◆ **Work instructions**
Set all the material down again unchanged, without the pictures.

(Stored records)
▬▬▬▬▬▬

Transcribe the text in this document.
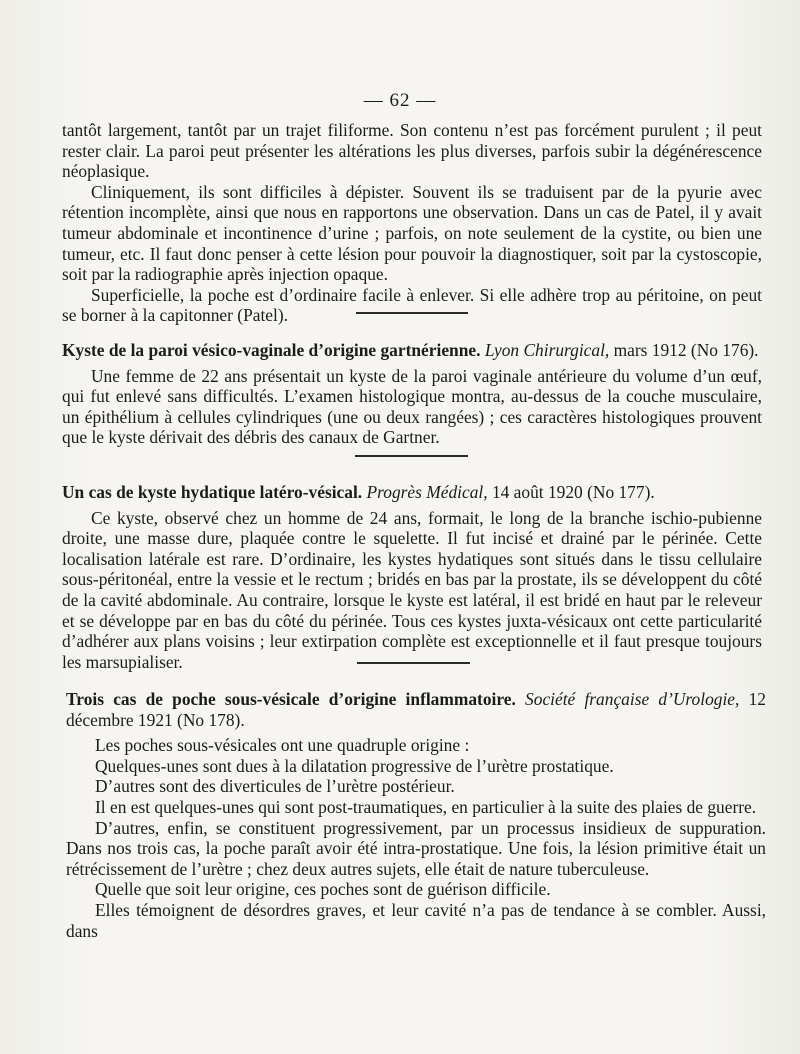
— 62 —

tantôt largement, tantôt par un trajet filiforme. Son contenu n’est pas forcément purulent ; il peut rester clair. La paroi peut présenter les altérations les plus diverses, parfois subir la dégénérescence néoplasique.

Cliniquement, ils sont difficiles à dépister. Souvent ils se traduisent par de la pyurie avec rétention incomplète, ainsi que nous en rapportons une observation. Dans un cas de Patel, il y avait tumeur abdominale et incontinence d’urine ; parfois, on note seulement de la cystite, ou bien une tumeur, etc. Il faut donc penser à cette lésion pour pouvoir la diagnostiquer, soit par la cystoscopie, soit par la radiographie après injection opaque.

Superficielle, la poche est d’ordinaire facile à enlever. Si elle adhère trop au péritoine, on peut se borner à la capitonner (Patel).

Kyste de la paroi vésico-vaginale d’origine gartnérienne. Lyon Chirurgical, mars 1912 (No 176).

Une femme de 22 ans présentait un kyste de la paroi vaginale antérieure du volume d’un œuf, qui fut enlevé sans difficultés. L’examen histologique montra, au-dessus de la couche musculaire, un épithélium à cellules cylindriques (une ou deux rangées) ; ces caractères histologiques prouvent que le kyste dérivait des débris des canaux de Gartner.

Un cas de kyste hydatique latéro-vésical. Progrès Médical, 14 août 1920 (No 177).

Ce kyste, observé chez un homme de 24 ans, formait, le long de la branche ischio-pubienne droite, une masse dure, plaquée contre le squelette. Il fut incisé et drainé par le périnée. Cette localisation latérale est rare. D’ordinaire, les kystes hydatiques sont situés dans le tissu cellulaire sous-péritonéal, entre la vessie et le rectum ; bridés en bas par la prostate, ils se développent du côté de la cavité abdominale. Au contraire, lorsque le kyste est latéral, il est bridé en haut par le releveur et se développe par en bas du côté du périnée. Tous ces kystes juxta-vésicaux ont cette particularité d’adhérer aux plans voisins ; leur extirpation complète est exceptionnelle et il faut presque toujours les marsupialiser.

Trois cas de poche sous-vésicale d’origine inflammatoire. Société française d’Urologie, 12 décembre 1921 (No 178).

Les poches sous-vésicales ont une quadruple origine :

Quelques-unes sont dues à la dilatation progressive de l’urètre prostatique.

D’autres sont des diverticules de l’urètre postérieur.

Il en est quelques-unes qui sont post-traumatiques, en particulier à la suite des plaies de guerre.

D’autres, enfin, se constituent progressivement, par un processus insidieux de suppuration. Dans nos trois cas, la poche paraît avoir été intra-prostatique. Une fois, la lésion primitive était un rétrécissement de l’urètre ; chez deux autres sujets, elle était de nature tuberculeuse.

Quelle que soit leur origine, ces poches sont de guérison difficile.

Elles témoignent de désordres graves, et leur cavité n’a pas de tendance à se combler. Aussi, dans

▬▬▬▬▬▬

◆ **Solved problem**
Transcribe the text in this document.
— 62 —

tantôt largement, tantôt par un trajet filiforme. Son contenu n’est pas forcément purulent ; il peut rester clair. La paroi peut présenter les altérations les plus diverses, parfois subir la dégénérescence néoplasique.

Cliniquement, ils sont difficiles à dépister. Souvent ils se traduisent par de la pyurie avec rétention incomplète, ainsi que nous en rapportons une observation. Dans un cas de Patel, il y avait tumeur abdominale et incontinence d’urine ; parfois, on note seulement de la cystite, ou bien une tumeur, etc. Il faut donc penser à cette lésion pour pouvoir la diagnostiquer, soit par la cystoscopie, soit par la radiographie après injection opaque.

Superficielle, la poche est d’ordinaire facile à enlever. Si elle adhère trop au péritoine, on peut se borner à la capitonner (Patel).

Kyste de la paroi vésico-vaginale d’origine gartnérienne. Lyon Chirurgical, mars 1912 (No 176).

Une femme de 22 ans présentait un kyste de la paroi vaginale antérieure du volume d’un œuf, qui fut enlevé sans difficultés. L’examen histologique montra, au-dessus de la couche musculaire, un épithélium à cellules cylindriques (une ou deux rangées) ; ces caractères histologiques prouvent que le kyste dérivait des débris des canaux de Gartner.

Un cas de kyste hydatique latéro-vésical. Progrès Médical, 14 août 1920 (No 177).

Ce kyste, observé chez un homme de 24 ans, formait, le long de la branche ischio-pubienne droite, une masse dure, plaquée contre le squelette. Il fut incisé et drainé par le périnée. Cette localisation latérale est rare. D’ordinaire, les kystes hydatiques sont situés dans le tissu cellulaire sous-péritonéal, entre la vessie et le rectum ; bridés en bas par la prostate, ils se développent du côté de la cavité abdominale. Au contraire, lorsque le kyste est latéral, il est bridé en haut par le releveur et se développe par en bas du côté du périnée. Tous ces kystes juxta-vésicaux ont cette particularité d’adhérer aux plans voisins ; leur extirpation complète est exceptionnelle et il faut presque toujours les marsupialiser.

Trois cas de poche sous-vésicale d’origine inflammatoire. Société française d’Urologie, 12 décembre 1921 (No 178).

Les poches sous-vésicales ont une quadruple origine :

Quelques-unes sont dues à la dilatation progressive de l’urètre prostatique.

D’autres sont des diverticules de l’urètre postérieur.

Il en est quelques-unes qui sont post-traumatiques, en particulier à la suite des plaies de guerre.

D’autres, enfin, se constituent progressivement, par un processus insidieux de suppuration. Dans nos trois cas, la poche paraît avoir été intra-prostatique. Une fois, la lésion primitive était un rétrécissement de l’urètre ; chez deux autres sujets, elle était de nature tuberculeuse.

Quelle que soit leur origine, ces poches sont de guérison difficile.

Elles témoignent de désordres graves, et leur cavité n’a pas de tendance à se combler. Aussi, dans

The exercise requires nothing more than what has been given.